_SUPPLIED DATA_
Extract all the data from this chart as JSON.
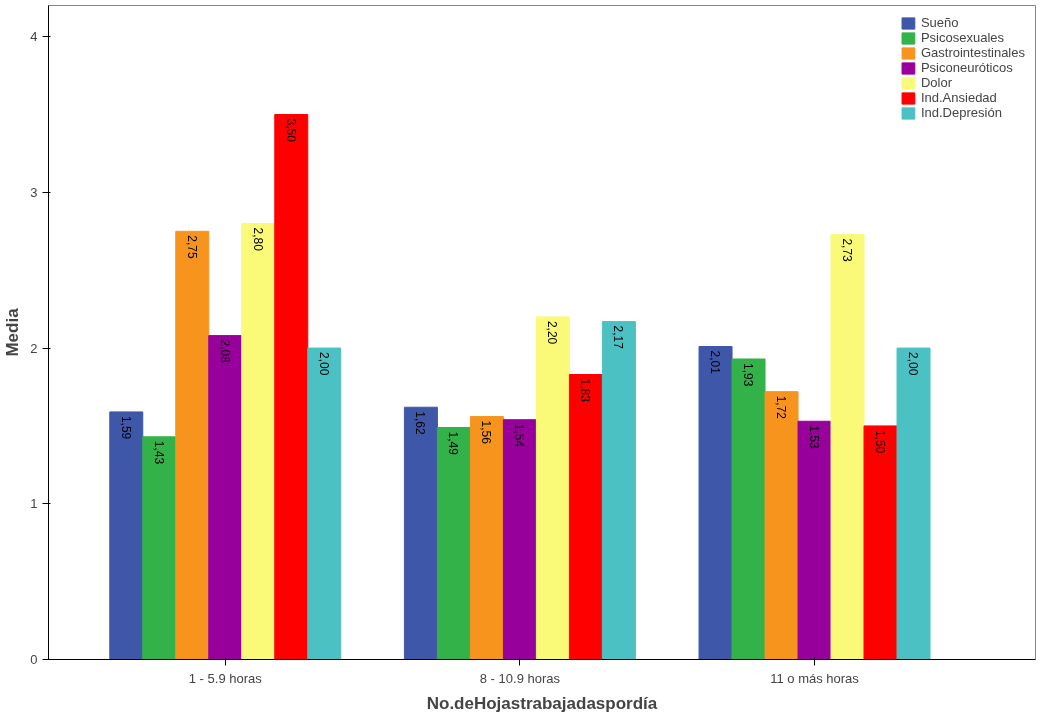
{
  "chart_data": {
    "type": "bar",
    "xlabel": "No.deHojastrabajadaspordía",
    "ylabel": "Media",
    "categories": [
      "1 - 5.9 horas",
      "8 - 10.9 horas",
      "11 o más horas"
    ],
    "series": [
      {
        "name": "Sueño",
        "color": "#3f57a8",
        "values": [
          1.59,
          1.62,
          2.01
        ],
        "value_labels": [
          "1,59",
          "1,62",
          "2,01"
        ]
      },
      {
        "name": "Psicosexuales",
        "color": "#33b24a",
        "values": [
          1.43,
          1.49,
          1.93
        ],
        "value_labels": [
          "1,43",
          "1,49",
          "1,93"
        ]
      },
      {
        "name": "Gastrointestinales",
        "color": "#f7941d",
        "values": [
          2.75,
          1.56,
          1.72
        ],
        "value_labels": [
          "2,75",
          "1,56",
          "1,72"
        ]
      },
      {
        "name": "Psiconeuróticos",
        "color": "#97009a",
        "values": [
          2.08,
          1.54,
          1.53
        ],
        "value_labels": [
          "2,08",
          "1,54",
          "1,53"
        ]
      },
      {
        "name": "Dolor",
        "color": "#fafa78",
        "values": [
          2.8,
          2.2,
          2.73
        ],
        "value_labels": [
          "2,80",
          "2,20",
          "2,73"
        ]
      },
      {
        "name": "Ind.Ansiedad",
        "color": "#ff0000",
        "values": [
          3.5,
          1.83,
          1.5
        ],
        "value_labels": [
          "3,50",
          "1,83",
          "1,50"
        ]
      },
      {
        "name": "Ind.Depresión",
        "color": "#4bc1c4",
        "values": [
          2.0,
          2.17,
          2.0
        ],
        "value_labels": [
          "2,00",
          "2,17",
          "2,00"
        ]
      }
    ],
    "ylim": [
      0,
      4.2
    ],
    "yticks": [
      0,
      1,
      2,
      3,
      4
    ],
    "grid": false,
    "legend": "top right"
  }
}
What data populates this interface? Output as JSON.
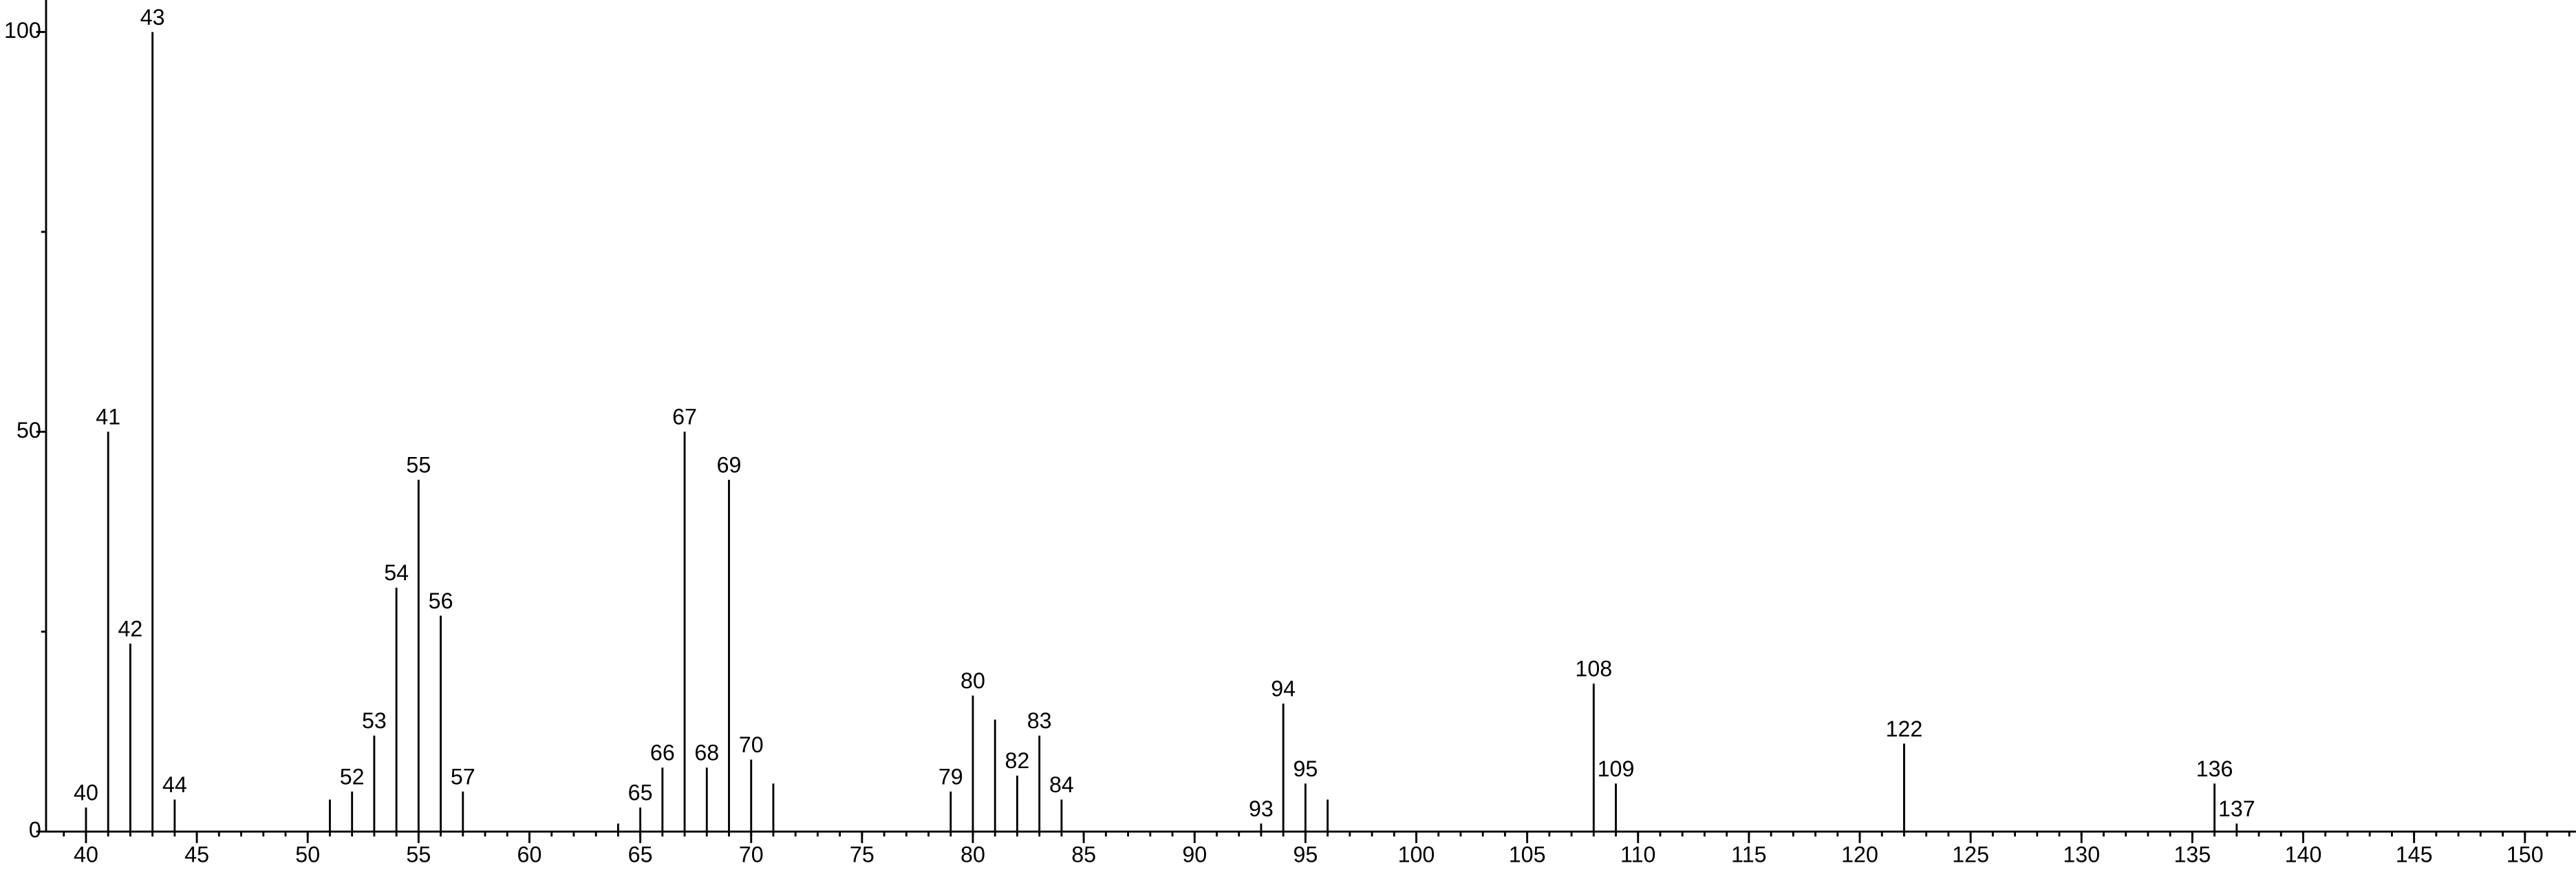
{
  "chart_data": {
    "type": "stem",
    "x": [
      40,
      41,
      42,
      43,
      44,
      51,
      52,
      53,
      54,
      55,
      56,
      57,
      64,
      65,
      66,
      67,
      68,
      69,
      70,
      71,
      79,
      80,
      81,
      82,
      83,
      84,
      93,
      94,
      95,
      96,
      108,
      109,
      122,
      136,
      137
    ],
    "values": [
      3,
      50,
      23.5,
      100,
      4,
      4,
      5,
      12,
      30.5,
      44,
      27,
      5,
      1,
      3,
      8,
      50,
      8,
      44,
      9,
      6,
      5,
      17,
      14,
      7,
      12,
      4,
      1,
      16,
      6,
      4,
      18.5,
      6,
      11,
      6,
      1
    ],
    "labels": [
      "40",
      "41",
      "42",
      "43",
      "44",
      null,
      "52",
      "53",
      "54",
      "55",
      "56",
      "57",
      null,
      "65",
      "66",
      "67",
      "68",
      "69",
      "70",
      null,
      "79",
      "80",
      null,
      "82",
      "83",
      "84",
      "93",
      "94",
      "95",
      null,
      "108",
      "109",
      "122",
      "136",
      "137"
    ],
    "color": "#000000",
    "xlim": [
      38.2,
      152.3
    ],
    "ylim": [
      0,
      104
    ],
    "xticks": [
      40,
      45,
      50,
      55,
      60,
      65,
      70,
      75,
      80,
      85,
      90,
      95,
      100,
      105,
      110,
      115,
      120,
      125,
      130,
      135,
      140,
      145,
      150
    ],
    "xminor_step": 1,
    "yticks": [
      0,
      50,
      100
    ],
    "yminor_ticks": [
      25,
      75
    ]
  }
}
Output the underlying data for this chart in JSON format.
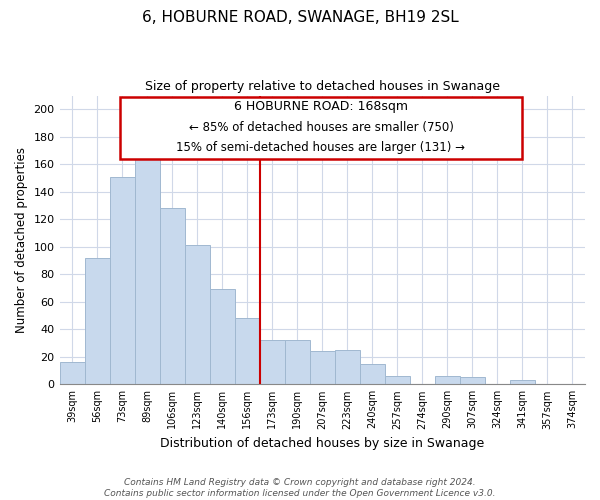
{
  "title": "6, HOBURNE ROAD, SWANAGE, BH19 2SL",
  "subtitle": "Size of property relative to detached houses in Swanage",
  "xlabel": "Distribution of detached houses by size in Swanage",
  "ylabel": "Number of detached properties",
  "bar_labels": [
    "39sqm",
    "56sqm",
    "73sqm",
    "89sqm",
    "106sqm",
    "123sqm",
    "140sqm",
    "156sqm",
    "173sqm",
    "190sqm",
    "207sqm",
    "223sqm",
    "240sqm",
    "257sqm",
    "274sqm",
    "290sqm",
    "307sqm",
    "324sqm",
    "341sqm",
    "357sqm",
    "374sqm"
  ],
  "bar_values": [
    16,
    92,
    151,
    165,
    128,
    101,
    69,
    48,
    32,
    32,
    24,
    25,
    15,
    6,
    0,
    6,
    5,
    0,
    3,
    0,
    0
  ],
  "bar_color": "#c8d9ed",
  "bar_edge_color": "#a0b8d0",
  "ylim": [
    0,
    210
  ],
  "yticks": [
    0,
    20,
    40,
    60,
    80,
    100,
    120,
    140,
    160,
    180,
    200
  ],
  "vline_index": 8,
  "vline_color": "#cc0000",
  "annotation_title": "6 HOBURNE ROAD: 168sqm",
  "annotation_line1": "← 85% of detached houses are smaller (750)",
  "annotation_line2": "15% of semi-detached houses are larger (131) →",
  "annotation_box_color": "#ffffff",
  "annotation_box_edge": "#cc0000",
  "footer_line1": "Contains HM Land Registry data © Crown copyright and database right 2024.",
  "footer_line2": "Contains public sector information licensed under the Open Government Licence v3.0.",
  "background_color": "#ffffff",
  "grid_color": "#d0d8e8"
}
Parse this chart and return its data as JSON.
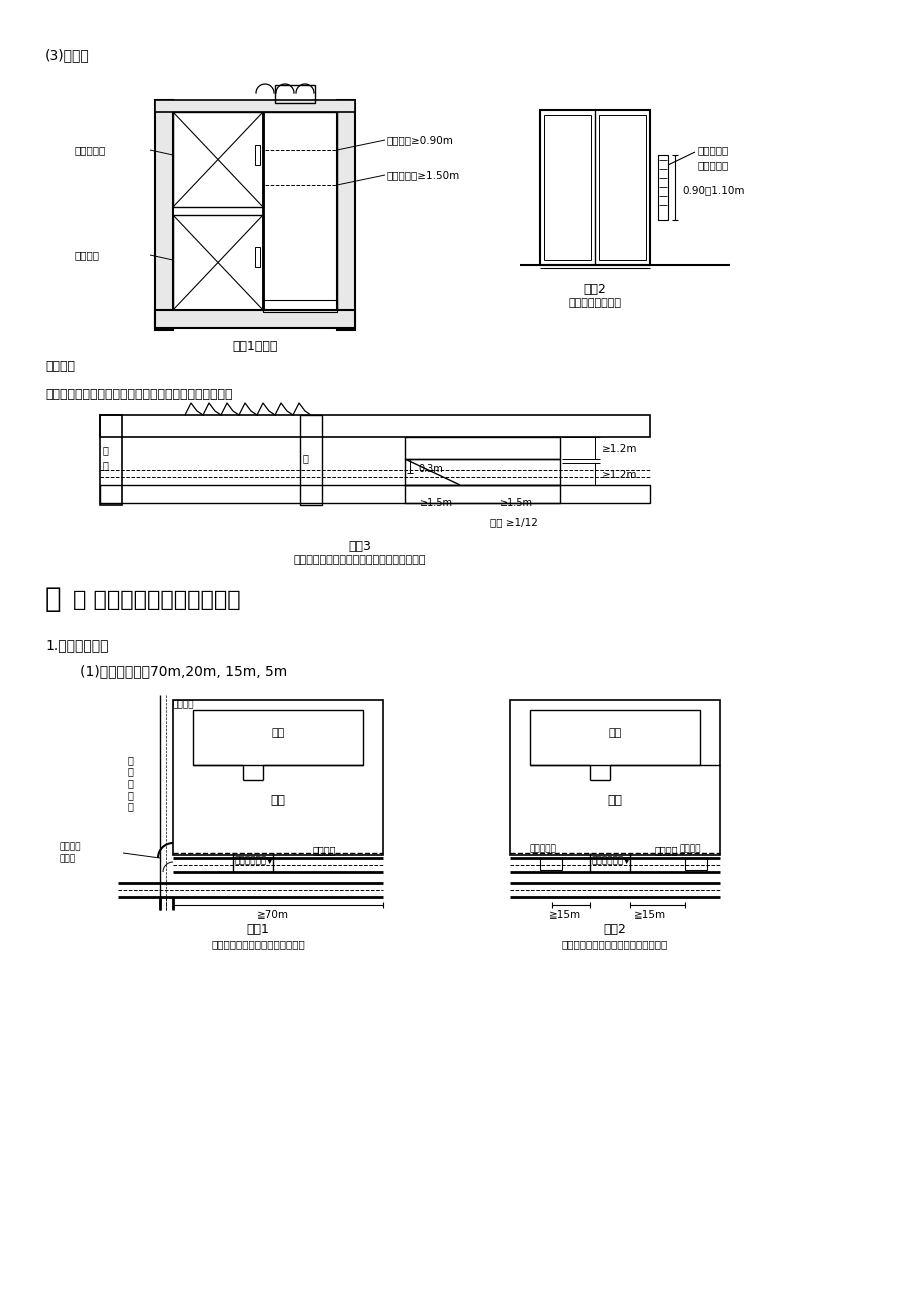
{
  "bg_color": "#ffffff",
  "line_color": "#000000",
  "page_title": "(3)电梯：",
  "fig1_title": "图示1候梯厅",
  "fig2_title": "图示2",
  "fig2_subtitle": "电梯梯厕选层按鈕",
  "fig3_title": "图示3",
  "fig3_subtitle": "设置电梯均民用建筑的入口应设置残疾人坡道",
  "label_houtiting": "候梯厅：",
  "label_poidao": "坡道：（设置电梯的民用建筑的入口应设置残疾人坡道）",
  "section2_bold": "二",
  "section2_rest": "： 城市规划对建筑的限定：",
  "label_1": "1.　建筑基地：",
  "label_1_1": "(1)　基地开口：70m,20m, 15m, 5m",
  "diagram1_fig_title": "图示1",
  "diagram1_fig_subtitle": "基地出入口与城市主干道路交又口",
  "diagram2_fig_title": "图示2",
  "diagram2_fig_subtitle": "基地出入口与公共汽车站台边缘的距离",
  "ann_wuzhangai1": "无障碍电梯",
  "ann_putong": "普通电梯",
  "ann_menku": "门洞净宽≥0.90m",
  "ann_houtiting_depth": "候梯厅深度≥1.50m",
  "ann_wuzhangai2": "无障碍设施",
  "ann_diantiji": "电梯厅按鈕",
  "ann_height": "0.90～1.10m",
  "ann_d1": "≥1.2m",
  "ann_d2": "≥1.2m",
  "ann_d3": "≥1.5m",
  "ann_d4": "≥1.5m",
  "ann_slope": "坡度 ≥1/12",
  "ann_03m": "0.3m",
  "ann_daolu_hongxian": "道路红线",
  "ann_chengshi_zhu1": "城",
  "ann_chengshi_zhu2": "市",
  "ann_chengshi_zhu3": "主",
  "ann_chengshi_zhu4": "干",
  "ann_chengshi_zhu5": "道",
  "ann_jianzhu1": "建筑",
  "ann_jidi1": "基地",
  "ann_jidi2": "基地",
  "ann_daolu_hongxian2": "道路红线",
  "ann_gonggong": "公共汽车站",
  "ann_jidong1": "机动车出入口▼",
  "ann_jidong2": "机动车出入口▼",
  "ann_ditie": "地铁出口",
  "ann_jianzhu2": "建筑",
  "ann_daolu_jiaochadian1": "道路红线",
  "ann_daolu_jiaochadian2": "交又点",
  "ann_70m": "≧70m",
  "ann_15m_1": "≧15m",
  "ann_15m_2": "≧15m",
  "cjk_font": "SimSun",
  "cjk_font_alt": "WenQuanYi Zen Hei",
  "cjk_fonts_list": [
    "SimSun",
    "SimHei",
    "Microsoft YaHei",
    "WenQuanYi Micro Hei",
    "Noto Sans CJK SC",
    "AR PL UMing CN",
    "DejaVu Sans"
  ]
}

_GIVEN TASK_
Copy all lines from the entries that contain the word "ffffff".

_THE COMPLETED TASK_
  "annotation_box_color": "#ffffff",
  "background_color": "#ffffff",
  "bg_color": "#ffffff",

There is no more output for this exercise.